DATASET -
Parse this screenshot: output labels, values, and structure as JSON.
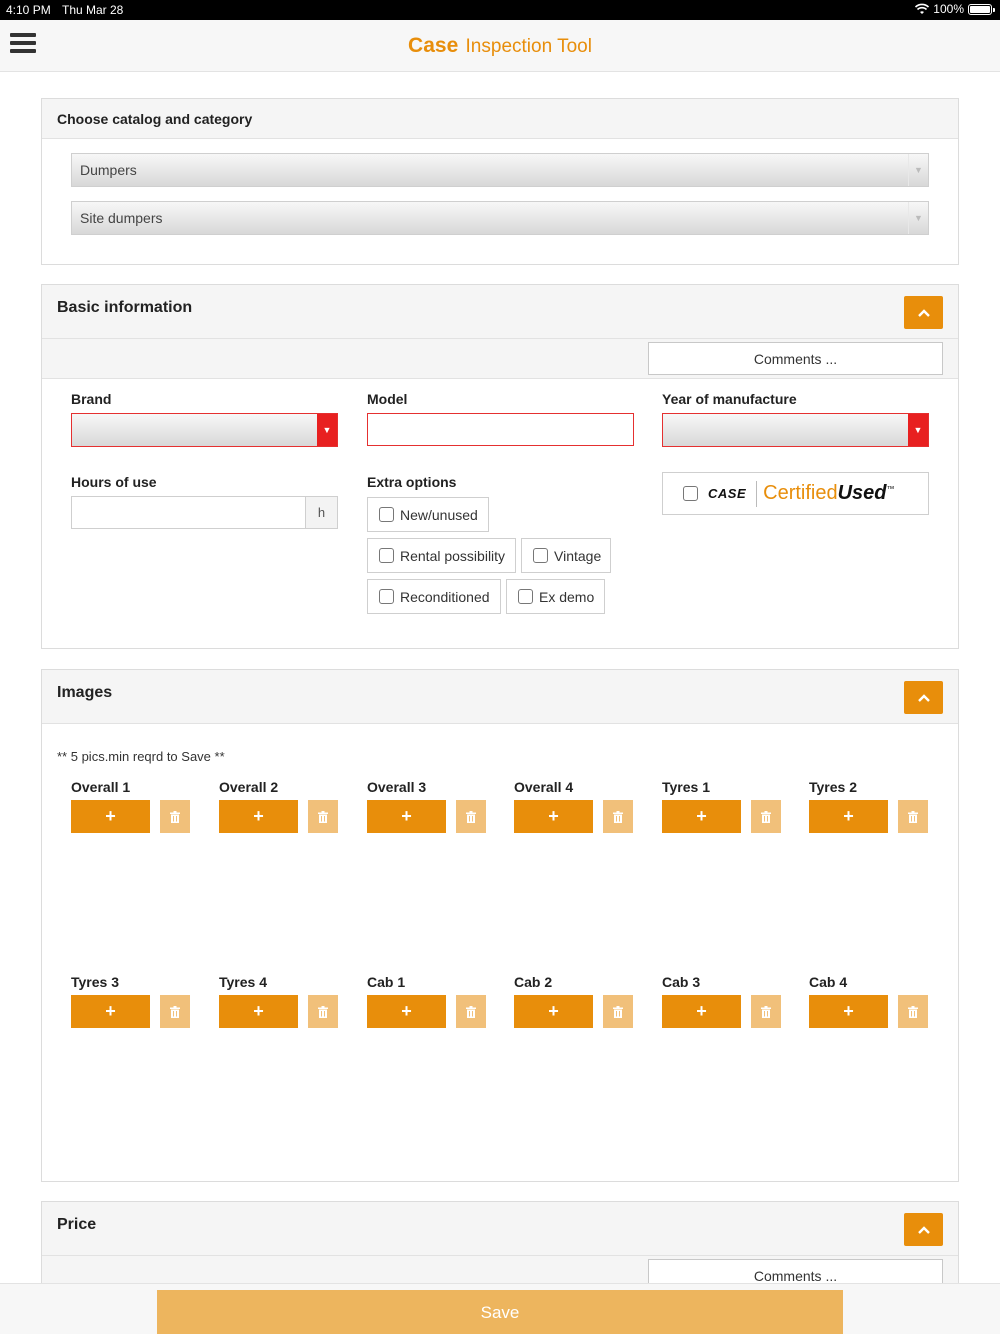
{
  "status": {
    "time": "4:10 PM",
    "date": "Thu Mar 28",
    "battery": "100%"
  },
  "header": {
    "title_bold": "Case",
    "title_rest": "Inspection Tool"
  },
  "catalog": {
    "title": "Choose catalog and category",
    "catalog_value": "Dumpers",
    "category_value": "Site dumpers"
  },
  "basic": {
    "title": "Basic information",
    "comments_label": "Comments ...",
    "brand_label": "Brand",
    "model_label": "Model",
    "year_label": "Year of manufacture",
    "hours_label": "Hours of use",
    "hours_unit": "h",
    "extra_label": "Extra options",
    "options": [
      "New/unused",
      "Rental possibility",
      "Vintage",
      "Reconditioned",
      "Ex demo"
    ],
    "certified_logo": "CASE",
    "certified_text": "Certified",
    "certified_text_bold": "Used",
    "certified_tm": "™"
  },
  "images": {
    "title": "Images",
    "note": "** 5 pics.min reqrd to Save **",
    "slots": [
      "Overall 1",
      "Overall 2",
      "Overall 3",
      "Overall 4",
      "Tyres 1",
      "Tyres 2",
      "Tyres 3",
      "Tyres 4",
      "Cab 1",
      "Cab 2",
      "Cab 3",
      "Cab 4"
    ],
    "add_symbol": "+"
  },
  "price": {
    "title": "Price",
    "comments_label": "Comments ..."
  },
  "footer": {
    "save_label": "Save"
  },
  "colors": {
    "accent": "#e88e0b",
    "accent_light": "#f1c07a",
    "error": "#e53030",
    "save": "#edb55e"
  }
}
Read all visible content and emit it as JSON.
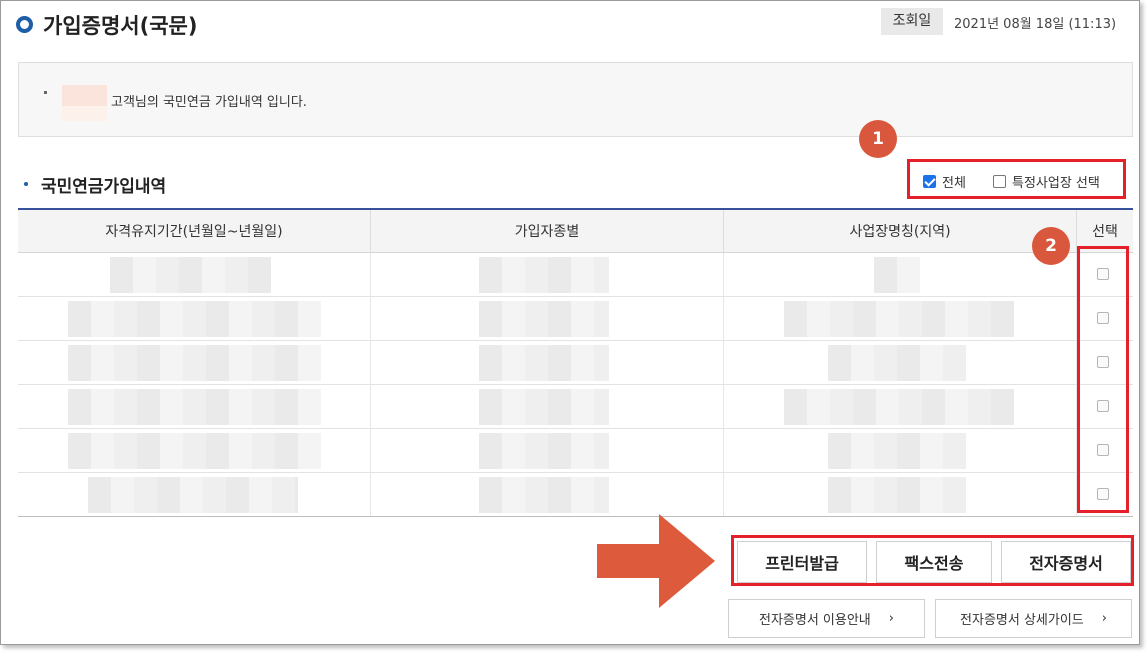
{
  "header": {
    "title": "가입증명서(국문)",
    "date_label": "조회일",
    "date_value": "2021년 08월 18일 (11:13)"
  },
  "notice": {
    "text": "고객님의 국민연금 가입내역 입니다."
  },
  "section": {
    "title": "국민연금가입내역"
  },
  "options": {
    "all_label": "전체",
    "all_checked": true,
    "specific_label": "특정사업장 선택",
    "specific_checked": false
  },
  "badges": [
    "1",
    "2"
  ],
  "table": {
    "columns": [
      "자격유지기간(년월일~년월일)",
      "가입자종별",
      "사업장명칭(지역)",
      "선택"
    ],
    "row_count": 6
  },
  "actions": {
    "print": "프린터발급",
    "fax": "팩스전송",
    "ecert": "전자증명서"
  },
  "links": {
    "guide": "전자증명서 이용안내",
    "detail_guide": "전자증명서 상세가이드"
  },
  "colors": {
    "accent_blue": "#1f5fa8",
    "highlight_red": "#e4202a",
    "badge": "#d9573c",
    "arrow": "#dd5a3c"
  }
}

DIRECTIONS FOR THIS TASK - Leave out the pictures and output every record above precisely as given.

FINAL RESULT -
Parse this screenshot: output labels, values, and structure as JSON.
{
  "status": {
    "time": "4:10 PM",
    "date": "Thu Mar 28",
    "battery": "100%"
  },
  "header": {
    "title_bold": "Case",
    "title_rest": "Inspection Tool"
  },
  "catalog": {
    "title": "Choose catalog and category",
    "catalog_value": "Dumpers",
    "category_value": "Site dumpers"
  },
  "basic": {
    "title": "Basic information",
    "comments_label": "Comments ...",
    "brand_label": "Brand",
    "model_label": "Model",
    "year_label": "Year of manufacture",
    "hours_label": "Hours of use",
    "hours_unit": "h",
    "extra_label": "Extra options",
    "options": [
      "New/unused",
      "Rental possibility",
      "Vintage",
      "Reconditioned",
      "Ex demo"
    ],
    "certified_logo": "CASE",
    "certified_text": "Certified",
    "certified_text_bold": "Used",
    "certified_tm": "™"
  },
  "images": {
    "title": "Images",
    "note": "** 5 pics.min reqrd to Save **",
    "slots": [
      "Overall 1",
      "Overall 2",
      "Overall 3",
      "Overall 4",
      "Tyres 1",
      "Tyres 2",
      "Tyres 3",
      "Tyres 4",
      "Cab 1",
      "Cab 2",
      "Cab 3",
      "Cab 4"
    ],
    "add_symbol": "+"
  },
  "price": {
    "title": "Price",
    "comments_label": "Comments ..."
  },
  "footer": {
    "save_label": "Save"
  },
  "colors": {
    "accent": "#e88e0b",
    "accent_light": "#f1c07a",
    "error": "#e53030",
    "save": "#edb55e"
  }
}
Read all visible content and emit it as JSON.
{
  "header": {
    "title": "가입증명서(국문)",
    "date_label": "조회일",
    "date_value": "2021년 08월 18일 (11:13)"
  },
  "notice": {
    "text": "고객님의 국민연금 가입내역 입니다."
  },
  "section": {
    "title": "국민연금가입내역"
  },
  "options": {
    "all_label": "전체",
    "all_checked": true,
    "specific_label": "특정사업장 선택",
    "specific_checked": false
  },
  "badges": [
    "1",
    "2"
  ],
  "table": {
    "columns": [
      "자격유지기간(년월일~년월일)",
      "가입자종별",
      "사업장명칭(지역)",
      "선택"
    ],
    "row_count": 6
  },
  "actions": {
    "print": "프린터발급",
    "fax": "팩스전송",
    "ecert": "전자증명서"
  },
  "links": {
    "guide": "전자증명서 이용안내",
    "detail_guide": "전자증명서 상세가이드"
  },
  "colors": {
    "accent_blue": "#1f5fa8",
    "highlight_red": "#e4202a",
    "badge": "#d9573c",
    "arrow": "#dd5a3c"
  }
}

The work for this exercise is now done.